Your goal:
Print, unchanged, the entries from the line containing "info-icon[interactable]: i [917, 506, 930, 519]" up to and including the line containing "start-button[interactable]: ⊞ Démarrer".

Records:
------------------------------------
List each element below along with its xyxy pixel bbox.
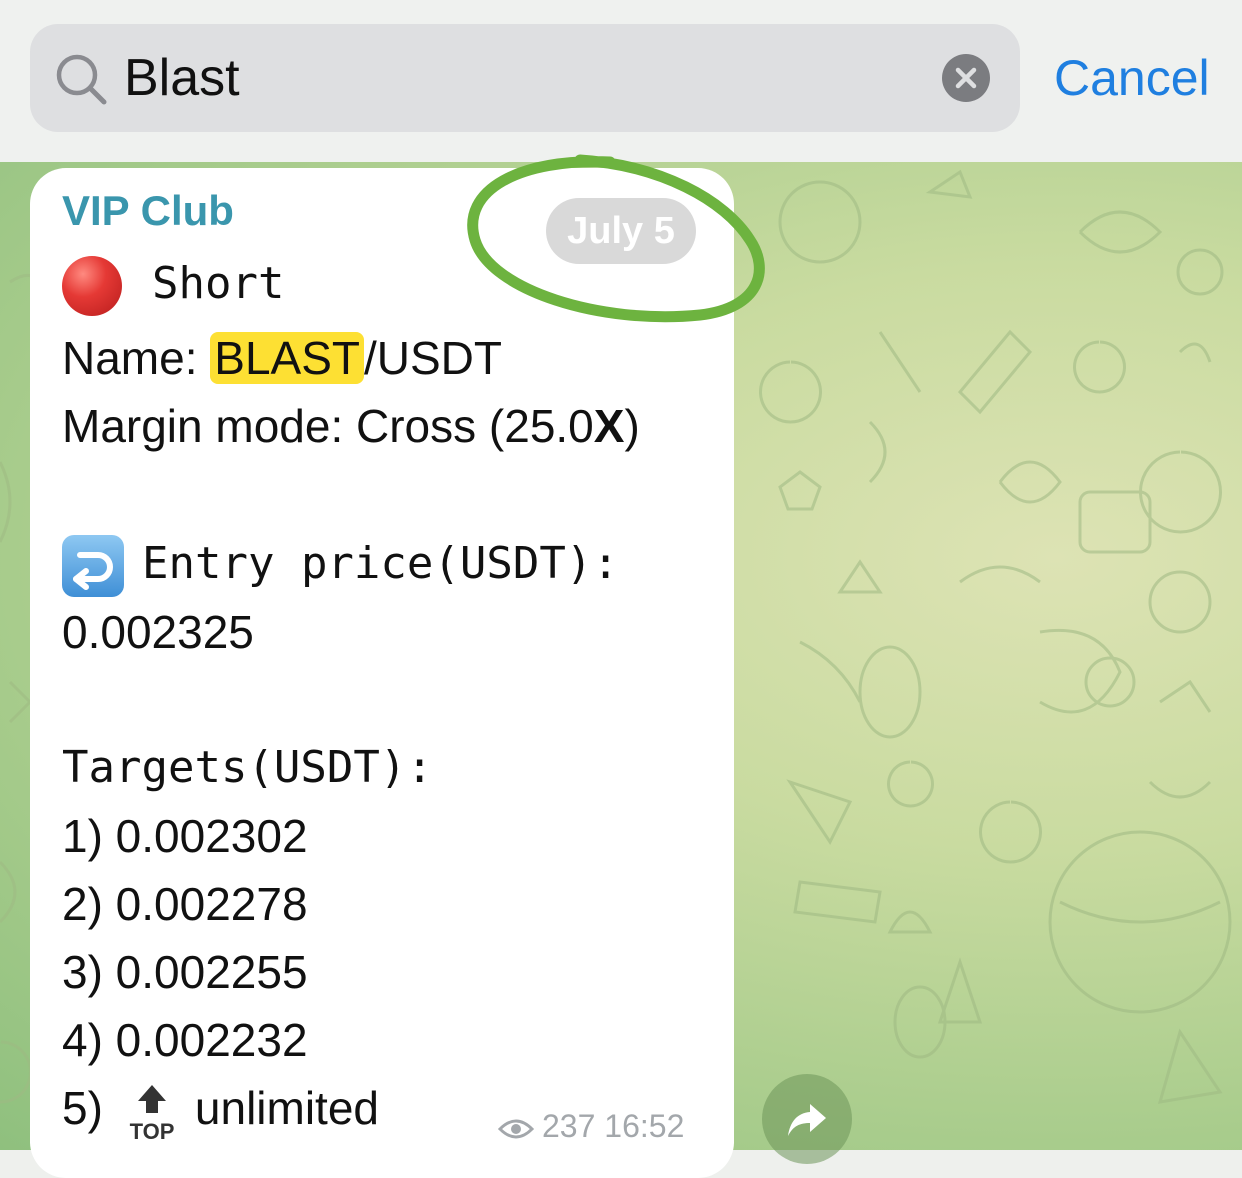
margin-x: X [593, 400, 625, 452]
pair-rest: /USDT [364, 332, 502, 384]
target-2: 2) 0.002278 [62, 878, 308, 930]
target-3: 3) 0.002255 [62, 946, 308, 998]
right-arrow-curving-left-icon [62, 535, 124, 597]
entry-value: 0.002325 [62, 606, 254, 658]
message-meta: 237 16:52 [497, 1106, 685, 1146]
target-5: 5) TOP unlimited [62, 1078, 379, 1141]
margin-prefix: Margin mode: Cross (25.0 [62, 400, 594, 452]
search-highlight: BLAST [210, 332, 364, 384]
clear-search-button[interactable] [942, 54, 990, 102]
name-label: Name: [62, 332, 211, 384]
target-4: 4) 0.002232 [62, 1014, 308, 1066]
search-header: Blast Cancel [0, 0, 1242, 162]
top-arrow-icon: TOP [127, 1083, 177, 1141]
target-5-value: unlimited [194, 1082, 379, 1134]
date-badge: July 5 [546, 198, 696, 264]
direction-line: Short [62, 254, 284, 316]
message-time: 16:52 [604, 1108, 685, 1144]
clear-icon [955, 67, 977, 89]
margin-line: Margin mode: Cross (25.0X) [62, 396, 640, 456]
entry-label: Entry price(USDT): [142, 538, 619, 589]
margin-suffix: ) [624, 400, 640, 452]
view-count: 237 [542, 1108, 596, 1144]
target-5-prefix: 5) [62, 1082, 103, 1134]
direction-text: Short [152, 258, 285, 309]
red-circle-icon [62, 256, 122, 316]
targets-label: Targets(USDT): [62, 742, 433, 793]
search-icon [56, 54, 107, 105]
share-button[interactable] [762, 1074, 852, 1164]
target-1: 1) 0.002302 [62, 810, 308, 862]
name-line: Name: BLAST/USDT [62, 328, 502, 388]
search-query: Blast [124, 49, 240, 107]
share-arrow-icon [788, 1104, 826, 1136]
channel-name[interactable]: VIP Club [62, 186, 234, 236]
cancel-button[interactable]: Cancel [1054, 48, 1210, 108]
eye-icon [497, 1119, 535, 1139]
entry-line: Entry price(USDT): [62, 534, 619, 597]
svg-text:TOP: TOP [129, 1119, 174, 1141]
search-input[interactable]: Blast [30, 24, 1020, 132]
------------------------------------
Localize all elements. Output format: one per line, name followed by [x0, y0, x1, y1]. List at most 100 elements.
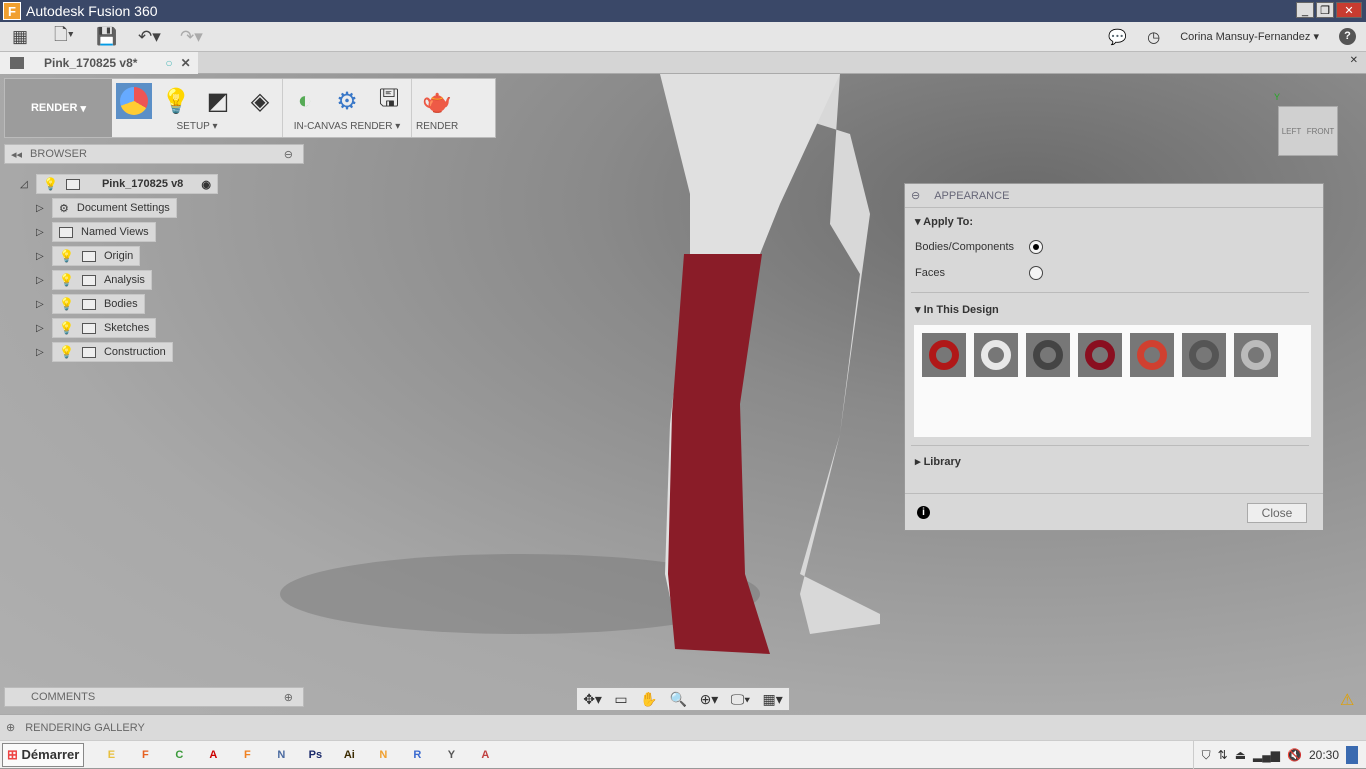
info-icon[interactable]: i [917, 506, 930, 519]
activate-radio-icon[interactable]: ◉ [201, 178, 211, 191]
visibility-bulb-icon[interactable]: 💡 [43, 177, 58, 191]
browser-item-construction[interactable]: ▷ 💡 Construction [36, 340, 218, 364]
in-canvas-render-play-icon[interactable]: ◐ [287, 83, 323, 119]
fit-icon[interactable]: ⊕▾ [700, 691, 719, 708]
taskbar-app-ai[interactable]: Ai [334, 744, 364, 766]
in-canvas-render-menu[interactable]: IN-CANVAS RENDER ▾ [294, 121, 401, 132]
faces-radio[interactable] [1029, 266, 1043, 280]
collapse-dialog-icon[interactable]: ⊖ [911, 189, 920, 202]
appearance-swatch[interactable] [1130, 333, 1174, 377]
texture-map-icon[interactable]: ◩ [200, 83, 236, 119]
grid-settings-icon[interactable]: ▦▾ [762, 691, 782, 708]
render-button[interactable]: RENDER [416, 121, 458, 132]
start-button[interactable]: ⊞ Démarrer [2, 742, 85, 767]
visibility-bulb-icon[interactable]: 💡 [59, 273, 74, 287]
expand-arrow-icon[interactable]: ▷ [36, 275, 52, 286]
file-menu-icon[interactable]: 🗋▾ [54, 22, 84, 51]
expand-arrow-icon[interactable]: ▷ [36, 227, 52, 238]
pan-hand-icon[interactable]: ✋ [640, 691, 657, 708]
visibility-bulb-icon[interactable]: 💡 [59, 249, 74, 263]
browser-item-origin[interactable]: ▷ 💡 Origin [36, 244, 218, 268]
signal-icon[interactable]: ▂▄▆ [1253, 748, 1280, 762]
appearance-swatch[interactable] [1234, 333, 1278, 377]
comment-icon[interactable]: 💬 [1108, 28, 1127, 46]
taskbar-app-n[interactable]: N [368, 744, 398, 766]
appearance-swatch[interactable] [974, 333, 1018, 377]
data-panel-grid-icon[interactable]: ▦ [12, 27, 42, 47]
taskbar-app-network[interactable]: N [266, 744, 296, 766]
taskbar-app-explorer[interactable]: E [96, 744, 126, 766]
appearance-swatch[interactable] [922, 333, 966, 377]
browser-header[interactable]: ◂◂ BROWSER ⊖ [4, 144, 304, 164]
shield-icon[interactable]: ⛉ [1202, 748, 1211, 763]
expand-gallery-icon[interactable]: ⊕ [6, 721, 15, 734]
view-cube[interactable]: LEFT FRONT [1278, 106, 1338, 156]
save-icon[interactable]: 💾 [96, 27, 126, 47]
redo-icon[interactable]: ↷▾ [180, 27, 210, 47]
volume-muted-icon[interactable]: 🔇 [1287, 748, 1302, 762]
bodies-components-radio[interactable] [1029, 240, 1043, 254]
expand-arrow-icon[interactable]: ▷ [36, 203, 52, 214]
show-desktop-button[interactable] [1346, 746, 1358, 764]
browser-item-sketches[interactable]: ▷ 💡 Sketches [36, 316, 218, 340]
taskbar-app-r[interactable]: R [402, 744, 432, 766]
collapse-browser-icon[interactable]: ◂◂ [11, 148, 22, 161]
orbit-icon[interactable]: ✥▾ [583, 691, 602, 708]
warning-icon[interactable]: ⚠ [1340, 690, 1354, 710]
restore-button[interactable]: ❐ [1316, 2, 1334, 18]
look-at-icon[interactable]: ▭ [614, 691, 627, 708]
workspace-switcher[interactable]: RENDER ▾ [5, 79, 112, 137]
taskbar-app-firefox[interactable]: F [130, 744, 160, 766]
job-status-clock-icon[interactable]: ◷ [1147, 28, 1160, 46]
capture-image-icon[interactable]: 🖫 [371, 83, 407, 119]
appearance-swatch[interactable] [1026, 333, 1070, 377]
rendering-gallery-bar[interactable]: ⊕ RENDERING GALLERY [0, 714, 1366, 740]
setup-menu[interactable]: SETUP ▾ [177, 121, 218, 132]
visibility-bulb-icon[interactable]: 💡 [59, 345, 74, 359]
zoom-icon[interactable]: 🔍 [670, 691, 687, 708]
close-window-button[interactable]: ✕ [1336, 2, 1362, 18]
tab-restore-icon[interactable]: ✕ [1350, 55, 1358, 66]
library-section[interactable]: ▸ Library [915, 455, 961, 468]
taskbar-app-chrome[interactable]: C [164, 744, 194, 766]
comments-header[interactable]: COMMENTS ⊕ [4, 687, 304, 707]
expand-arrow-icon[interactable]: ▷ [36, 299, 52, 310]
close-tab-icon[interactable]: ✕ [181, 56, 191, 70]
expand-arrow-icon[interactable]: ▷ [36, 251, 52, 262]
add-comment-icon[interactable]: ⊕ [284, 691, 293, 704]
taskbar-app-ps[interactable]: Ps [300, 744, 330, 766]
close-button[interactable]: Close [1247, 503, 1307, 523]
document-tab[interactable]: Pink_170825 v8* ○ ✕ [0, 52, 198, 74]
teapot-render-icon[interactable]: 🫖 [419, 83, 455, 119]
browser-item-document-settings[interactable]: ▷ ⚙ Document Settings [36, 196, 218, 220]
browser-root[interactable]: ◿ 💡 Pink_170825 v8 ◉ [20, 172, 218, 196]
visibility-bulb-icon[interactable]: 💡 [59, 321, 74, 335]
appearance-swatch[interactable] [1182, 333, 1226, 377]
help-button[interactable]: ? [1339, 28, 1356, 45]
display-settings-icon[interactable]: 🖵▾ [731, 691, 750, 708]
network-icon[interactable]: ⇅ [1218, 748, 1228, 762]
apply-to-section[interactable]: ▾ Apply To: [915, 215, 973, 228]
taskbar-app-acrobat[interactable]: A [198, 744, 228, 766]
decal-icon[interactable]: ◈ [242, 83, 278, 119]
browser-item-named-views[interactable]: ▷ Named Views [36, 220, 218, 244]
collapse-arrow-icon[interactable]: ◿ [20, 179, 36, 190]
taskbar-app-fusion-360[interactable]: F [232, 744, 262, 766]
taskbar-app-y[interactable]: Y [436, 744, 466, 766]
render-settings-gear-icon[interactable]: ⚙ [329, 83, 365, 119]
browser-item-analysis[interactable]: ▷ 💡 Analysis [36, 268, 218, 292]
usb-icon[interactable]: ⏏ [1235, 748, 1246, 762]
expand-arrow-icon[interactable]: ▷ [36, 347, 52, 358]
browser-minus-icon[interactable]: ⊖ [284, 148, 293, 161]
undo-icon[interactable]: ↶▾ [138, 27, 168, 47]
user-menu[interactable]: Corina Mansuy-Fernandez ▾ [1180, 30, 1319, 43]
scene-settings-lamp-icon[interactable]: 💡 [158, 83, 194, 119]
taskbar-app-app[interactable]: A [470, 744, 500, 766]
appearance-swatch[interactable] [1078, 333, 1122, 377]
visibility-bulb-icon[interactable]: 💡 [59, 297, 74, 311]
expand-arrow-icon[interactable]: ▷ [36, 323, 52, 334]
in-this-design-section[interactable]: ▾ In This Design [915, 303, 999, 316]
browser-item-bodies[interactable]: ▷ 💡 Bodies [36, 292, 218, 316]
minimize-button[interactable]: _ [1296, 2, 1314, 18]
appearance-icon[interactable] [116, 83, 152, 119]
------------------------------------
Expected output:
info-icon[interactable]: i [917, 506, 930, 519]
activate-radio-icon[interactable]: ◉ [201, 178, 211, 191]
visibility-bulb-icon[interactable]: 💡 [43, 177, 58, 191]
browser-item-construction[interactable]: ▷ 💡 Construction [36, 340, 218, 364]
in-canvas-render-play-icon[interactable]: ◐ [287, 83, 323, 119]
fit-icon[interactable]: ⊕▾ [700, 691, 719, 708]
taskbar-app-ai[interactable]: Ai [334, 744, 364, 766]
in-canvas-render-menu[interactable]: IN-CANVAS RENDER ▾ [294, 121, 401, 132]
faces-radio[interactable] [1029, 266, 1043, 280]
collapse-dialog-icon[interactable]: ⊖ [911, 189, 920, 202]
appearance-swatch[interactable] [1130, 333, 1174, 377]
texture-map-icon[interactable]: ◩ [200, 83, 236, 119]
grid-settings-icon[interactable]: ▦▾ [762, 691, 782, 708]
render-button[interactable]: RENDER [416, 121, 458, 132]
start-button[interactable]: ⊞ Démarrer [2, 742, 85, 767]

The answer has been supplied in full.